[start]

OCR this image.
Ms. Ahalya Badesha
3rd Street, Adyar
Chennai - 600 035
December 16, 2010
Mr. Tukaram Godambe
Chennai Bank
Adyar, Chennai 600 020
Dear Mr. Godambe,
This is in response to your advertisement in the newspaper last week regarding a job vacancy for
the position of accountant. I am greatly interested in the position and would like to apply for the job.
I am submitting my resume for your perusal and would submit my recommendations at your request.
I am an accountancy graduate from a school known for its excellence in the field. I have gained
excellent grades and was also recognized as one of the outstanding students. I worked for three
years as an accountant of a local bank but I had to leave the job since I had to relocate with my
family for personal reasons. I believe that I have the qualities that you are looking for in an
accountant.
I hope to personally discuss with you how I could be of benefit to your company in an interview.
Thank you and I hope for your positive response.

[end]

> **WRITTEN PROBLEM**
Extract all of the data above and output it character for character.

> **WRITTEN RESPONSE**
OCR this image.
Ms. Ahalya Badesha
3rd Street, Adyar
Chennai - 600 035
December 16, 2010
Mr. Tukaram Godambe
Chennai Bank
Adyar, Chennai 600 020
Dear Mr. Godambe,
This is in response to your advertisement in the newspaper last week regarding a job vacancy for
the position of accountant. I am greatly interested in the position and would like to apply for the job.
I am submitting my resume for your perusal and would submit my recommendations at your request.
I am an accountancy graduate from a school known for its excellence in the field. I have gained
excellent grades and was also recognized as one of the outstanding students. I worked for three
years as an accountant of a local bank but I had to leave the job since I had to relocate with my
family for personal reasons. I believe that I have the qualities that you are looking for in an
accountant.
I hope to personally discuss with you how I could be of benefit to your company in an interview.
Thank you and I hope for your positive response.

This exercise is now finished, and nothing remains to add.